▶ _WHAT YOU WILL DO_
Will you transcribe the entries that follow, exactly and in full?

___

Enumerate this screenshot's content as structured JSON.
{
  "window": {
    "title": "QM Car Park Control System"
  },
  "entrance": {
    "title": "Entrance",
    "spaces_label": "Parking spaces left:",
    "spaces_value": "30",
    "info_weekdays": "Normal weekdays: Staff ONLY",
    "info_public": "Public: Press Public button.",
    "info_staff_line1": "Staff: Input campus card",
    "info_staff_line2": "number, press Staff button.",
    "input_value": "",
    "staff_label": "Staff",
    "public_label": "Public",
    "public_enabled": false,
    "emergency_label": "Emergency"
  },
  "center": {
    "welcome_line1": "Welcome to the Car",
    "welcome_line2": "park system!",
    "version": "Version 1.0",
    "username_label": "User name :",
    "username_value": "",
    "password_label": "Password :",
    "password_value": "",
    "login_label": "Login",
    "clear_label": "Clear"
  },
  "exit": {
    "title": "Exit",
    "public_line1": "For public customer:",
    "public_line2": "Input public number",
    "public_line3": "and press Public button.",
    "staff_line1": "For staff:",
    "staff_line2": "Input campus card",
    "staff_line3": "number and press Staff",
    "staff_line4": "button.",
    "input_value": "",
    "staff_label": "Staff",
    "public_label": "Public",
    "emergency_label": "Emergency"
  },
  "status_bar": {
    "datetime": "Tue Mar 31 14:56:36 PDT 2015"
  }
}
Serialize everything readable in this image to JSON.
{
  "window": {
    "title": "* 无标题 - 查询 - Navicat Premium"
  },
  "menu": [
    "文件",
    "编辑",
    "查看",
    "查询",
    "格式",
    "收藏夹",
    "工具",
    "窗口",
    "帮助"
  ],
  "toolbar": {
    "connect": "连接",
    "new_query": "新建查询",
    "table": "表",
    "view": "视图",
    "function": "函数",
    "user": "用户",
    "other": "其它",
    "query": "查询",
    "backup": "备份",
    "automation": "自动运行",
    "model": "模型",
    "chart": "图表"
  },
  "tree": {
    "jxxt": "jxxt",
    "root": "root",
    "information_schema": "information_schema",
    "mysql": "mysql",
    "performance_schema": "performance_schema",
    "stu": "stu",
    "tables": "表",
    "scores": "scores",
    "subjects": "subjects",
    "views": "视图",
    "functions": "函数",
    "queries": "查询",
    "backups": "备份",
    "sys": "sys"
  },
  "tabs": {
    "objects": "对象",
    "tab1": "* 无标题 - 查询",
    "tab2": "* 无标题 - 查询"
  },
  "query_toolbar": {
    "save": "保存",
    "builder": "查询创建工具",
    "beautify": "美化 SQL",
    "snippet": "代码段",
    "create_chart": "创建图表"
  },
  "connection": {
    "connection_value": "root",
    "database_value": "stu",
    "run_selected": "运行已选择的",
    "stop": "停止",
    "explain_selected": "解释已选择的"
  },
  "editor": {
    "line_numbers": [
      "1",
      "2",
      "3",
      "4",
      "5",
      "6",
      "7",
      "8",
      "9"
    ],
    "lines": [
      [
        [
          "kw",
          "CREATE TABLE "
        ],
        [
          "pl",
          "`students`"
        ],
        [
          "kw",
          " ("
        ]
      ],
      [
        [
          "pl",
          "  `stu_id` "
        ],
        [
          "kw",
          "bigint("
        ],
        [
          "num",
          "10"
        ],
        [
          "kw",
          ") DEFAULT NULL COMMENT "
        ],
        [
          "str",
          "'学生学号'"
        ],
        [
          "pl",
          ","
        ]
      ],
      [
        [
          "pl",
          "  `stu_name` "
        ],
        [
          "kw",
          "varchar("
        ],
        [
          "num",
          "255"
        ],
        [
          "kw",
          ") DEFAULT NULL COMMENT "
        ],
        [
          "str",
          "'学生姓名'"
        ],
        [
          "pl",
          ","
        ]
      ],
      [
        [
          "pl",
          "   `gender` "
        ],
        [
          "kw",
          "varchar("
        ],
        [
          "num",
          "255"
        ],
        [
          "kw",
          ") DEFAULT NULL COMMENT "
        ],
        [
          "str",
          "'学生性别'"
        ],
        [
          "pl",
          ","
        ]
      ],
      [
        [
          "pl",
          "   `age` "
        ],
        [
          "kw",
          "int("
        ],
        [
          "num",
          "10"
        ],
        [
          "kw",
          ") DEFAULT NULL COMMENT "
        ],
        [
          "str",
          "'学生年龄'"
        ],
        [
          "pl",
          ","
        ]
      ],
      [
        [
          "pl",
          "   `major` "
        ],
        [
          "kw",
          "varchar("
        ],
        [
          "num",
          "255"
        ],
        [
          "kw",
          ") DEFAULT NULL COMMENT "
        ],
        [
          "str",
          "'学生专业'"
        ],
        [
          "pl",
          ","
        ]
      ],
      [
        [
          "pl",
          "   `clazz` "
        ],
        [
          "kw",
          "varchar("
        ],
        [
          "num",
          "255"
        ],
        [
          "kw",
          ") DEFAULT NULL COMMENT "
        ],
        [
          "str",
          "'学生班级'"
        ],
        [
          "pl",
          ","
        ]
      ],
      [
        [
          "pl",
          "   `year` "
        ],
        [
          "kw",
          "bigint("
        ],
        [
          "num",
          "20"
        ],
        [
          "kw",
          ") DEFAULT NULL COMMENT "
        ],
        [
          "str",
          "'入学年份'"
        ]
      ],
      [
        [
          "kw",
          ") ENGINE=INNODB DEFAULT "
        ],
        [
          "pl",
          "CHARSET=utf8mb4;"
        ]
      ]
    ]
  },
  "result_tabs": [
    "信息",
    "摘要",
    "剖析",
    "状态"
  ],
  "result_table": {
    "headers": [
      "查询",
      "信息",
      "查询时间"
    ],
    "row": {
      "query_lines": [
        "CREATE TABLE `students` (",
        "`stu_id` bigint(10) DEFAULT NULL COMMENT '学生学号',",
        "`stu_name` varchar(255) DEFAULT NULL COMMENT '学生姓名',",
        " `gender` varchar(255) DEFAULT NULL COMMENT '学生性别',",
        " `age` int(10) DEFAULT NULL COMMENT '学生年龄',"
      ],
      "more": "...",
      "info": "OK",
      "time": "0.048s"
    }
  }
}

___

▶ _RESPONSE_
Enumerate this screenshot's content as structured JSON.
{
  "window": {
    "title": "QM Car Park Control System"
  },
  "entrance": {
    "title": "Entrance",
    "spaces_label": "Parking spaces left:",
    "spaces_value": "30",
    "info_weekdays": "Normal weekdays: Staff ONLY",
    "info_public": "Public: Press Public button.",
    "info_staff_line1": "Staff: Input campus card",
    "info_staff_line2": "number, press Staff button.",
    "input_value": "",
    "staff_label": "Staff",
    "public_label": "Public",
    "public_enabled": false,
    "emergency_label": "Emergency"
  },
  "center": {
    "welcome_line1": "Welcome to the Car",
    "welcome_line2": "park system!",
    "version": "Version 1.0",
    "username_label": "User name :",
    "username_value": "",
    "password_label": "Password :",
    "password_value": "",
    "login_label": "Login",
    "clear_label": "Clear"
  },
  "exit": {
    "title": "Exit",
    "public_line1": "For public customer:",
    "public_line2": "Input public number",
    "public_line3": "and press Public button.",
    "staff_line1": "For staff:",
    "staff_line2": "Input campus card",
    "staff_line3": "number and press Staff",
    "staff_line4": "button.",
    "input_value": "",
    "staff_label": "Staff",
    "public_label": "Public",
    "emergency_label": "Emergency"
  },
  "status_bar": {
    "datetime": "Tue Mar 31 14:56:36 PDT 2015"
  }
}
Serialize everything readable in this image to JSON.
{
  "window": {
    "title": "* 无标题 - 查询 - Navicat Premium"
  },
  "menu": [
    "文件",
    "编辑",
    "查看",
    "查询",
    "格式",
    "收藏夹",
    "工具",
    "窗口",
    "帮助"
  ],
  "toolbar": {
    "connect": "连接",
    "new_query": "新建查询",
    "table": "表",
    "view": "视图",
    "function": "函数",
    "user": "用户",
    "other": "其它",
    "query": "查询",
    "backup": "备份",
    "automation": "自动运行",
    "model": "模型",
    "chart": "图表"
  },
  "tree": {
    "jxxt": "jxxt",
    "root": "root",
    "information_schema": "information_schema",
    "mysql": "mysql",
    "performance_schema": "performance_schema",
    "stu": "stu",
    "tables": "表",
    "scores": "scores",
    "subjects": "subjects",
    "views": "视图",
    "functions": "函数",
    "queries": "查询",
    "backups": "备份",
    "sys": "sys"
  },
  "tabs": {
    "objects": "对象",
    "tab1": "* 无标题 - 查询",
    "tab2": "* 无标题 - 查询"
  },
  "query_toolbar": {
    "save": "保存",
    "builder": "查询创建工具",
    "beautify": "美化 SQL",
    "snippet": "代码段",
    "create_chart": "创建图表"
  },
  "connection": {
    "connection_value": "root",
    "database_value": "stu",
    "run_selected": "运行已选择的",
    "stop": "停止",
    "explain_selected": "解释已选择的"
  },
  "editor": {
    "line_numbers": [
      "1",
      "2",
      "3",
      "4",
      "5",
      "6",
      "7",
      "8",
      "9"
    ],
    "lines": [
      [
        [
          "kw",
          "CREATE TABLE "
        ],
        [
          "pl",
          "`students`"
        ],
        [
          "kw",
          " ("
        ]
      ],
      [
        [
          "pl",
          "  `stu_id` "
        ],
        [
          "kw",
          "bigint("
        ],
        [
          "num",
          "10"
        ],
        [
          "kw",
          ") DEFAULT NULL COMMENT "
        ],
        [
          "str",
          "'学生学号'"
        ],
        [
          "pl",
          ","
        ]
      ],
      [
        [
          "pl",
          "  `stu_name` "
        ],
        [
          "kw",
          "varchar("
        ],
        [
          "num",
          "255"
        ],
        [
          "kw",
          ") DEFAULT NULL COMMENT "
        ],
        [
          "str",
          "'学生姓名'"
        ],
        [
          "pl",
          ","
        ]
      ],
      [
        [
          "pl",
          "   `gender` "
        ],
        [
          "kw",
          "varchar("
        ],
        [
          "num",
          "255"
        ],
        [
          "kw",
          ") DEFAULT NULL COMMENT "
        ],
        [
          "str",
          "'学生性别'"
        ],
        [
          "pl",
          ","
        ]
      ],
      [
        [
          "pl",
          "   `age` "
        ],
        [
          "kw",
          "int("
        ],
        [
          "num",
          "10"
        ],
        [
          "kw",
          ") DEFAULT NULL COMMENT "
        ],
        [
          "str",
          "'学生年龄'"
        ],
        [
          "pl",
          ","
        ]
      ],
      [
        [
          "pl",
          "   `major` "
        ],
        [
          "kw",
          "varchar("
        ],
        [
          "num",
          "255"
        ],
        [
          "kw",
          ") DEFAULT NULL COMMENT "
        ],
        [
          "str",
          "'学生专业'"
        ],
        [
          "pl",
          ","
        ]
      ],
      [
        [
          "pl",
          "   `clazz` "
        ],
        [
          "kw",
          "varchar("
        ],
        [
          "num",
          "255"
        ],
        [
          "kw",
          ") DEFAULT NULL COMMENT "
        ],
        [
          "str",
          "'学生班级'"
        ],
        [
          "pl",
          ","
        ]
      ],
      [
        [
          "pl",
          "   `year` "
        ],
        [
          "kw",
          "bigint("
        ],
        [
          "num",
          "20"
        ],
        [
          "kw",
          ") DEFAULT NULL COMMENT "
        ],
        [
          "str",
          "'入学年份'"
        ]
      ],
      [
        [
          "kw",
          ") ENGINE=INNODB DEFAULT "
        ],
        [
          "pl",
          "CHARSET=utf8mb4;"
        ]
      ]
    ]
  },
  "result_tabs": [
    "信息",
    "摘要",
    "剖析",
    "状态"
  ],
  "result_table": {
    "headers": [
      "查询",
      "信息",
      "查询时间"
    ],
    "row": {
      "query_lines": [
        "CREATE TABLE `students` (",
        "`stu_id` bigint(10) DEFAULT NULL COMMENT '学生学号',",
        "`stu_name` varchar(255) DEFAULT NULL COMMENT '学生姓名',",
        " `gender` varchar(255) DEFAULT NULL COMMENT '学生性别',",
        " `age` int(10) DEFAULT NULL COMMENT '学生年龄',"
      ],
      "more": "...",
      "info": "OK",
      "time": "0.048s"
    }
  }
}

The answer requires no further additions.